MATERIAL SUPPLIED:
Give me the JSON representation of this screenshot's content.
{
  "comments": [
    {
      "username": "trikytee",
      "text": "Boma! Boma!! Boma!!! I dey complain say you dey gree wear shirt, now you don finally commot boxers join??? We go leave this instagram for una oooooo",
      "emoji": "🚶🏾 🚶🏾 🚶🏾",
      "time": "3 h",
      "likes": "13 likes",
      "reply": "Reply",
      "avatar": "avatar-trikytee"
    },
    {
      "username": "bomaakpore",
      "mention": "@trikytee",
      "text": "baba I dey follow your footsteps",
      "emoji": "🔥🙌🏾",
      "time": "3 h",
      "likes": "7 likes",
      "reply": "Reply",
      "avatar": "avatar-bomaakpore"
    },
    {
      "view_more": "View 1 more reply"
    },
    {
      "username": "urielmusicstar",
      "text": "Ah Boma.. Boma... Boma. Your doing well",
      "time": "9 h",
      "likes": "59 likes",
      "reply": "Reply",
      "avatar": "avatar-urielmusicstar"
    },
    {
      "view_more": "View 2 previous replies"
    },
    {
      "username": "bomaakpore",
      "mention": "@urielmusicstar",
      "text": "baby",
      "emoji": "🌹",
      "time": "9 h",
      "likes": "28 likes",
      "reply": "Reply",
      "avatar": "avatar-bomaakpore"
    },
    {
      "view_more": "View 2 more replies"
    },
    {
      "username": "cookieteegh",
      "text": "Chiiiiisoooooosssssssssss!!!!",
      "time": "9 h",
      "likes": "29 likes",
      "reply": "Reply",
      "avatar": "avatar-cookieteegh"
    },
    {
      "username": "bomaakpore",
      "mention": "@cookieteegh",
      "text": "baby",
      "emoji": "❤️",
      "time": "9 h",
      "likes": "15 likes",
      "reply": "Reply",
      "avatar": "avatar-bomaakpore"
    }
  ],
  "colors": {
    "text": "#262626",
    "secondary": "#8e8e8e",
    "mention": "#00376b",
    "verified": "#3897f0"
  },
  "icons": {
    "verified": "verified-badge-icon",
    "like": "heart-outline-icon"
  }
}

WHAT NEEDS TO BE DONE: Which lines include "urielmusicstar"? Copy each of them out.

ANSWER TO THE EXERCISE:
      "username": "urielmusicstar",
      "avatar": "avatar-urielmusicstar"
      "mention": "@urielmusicstar",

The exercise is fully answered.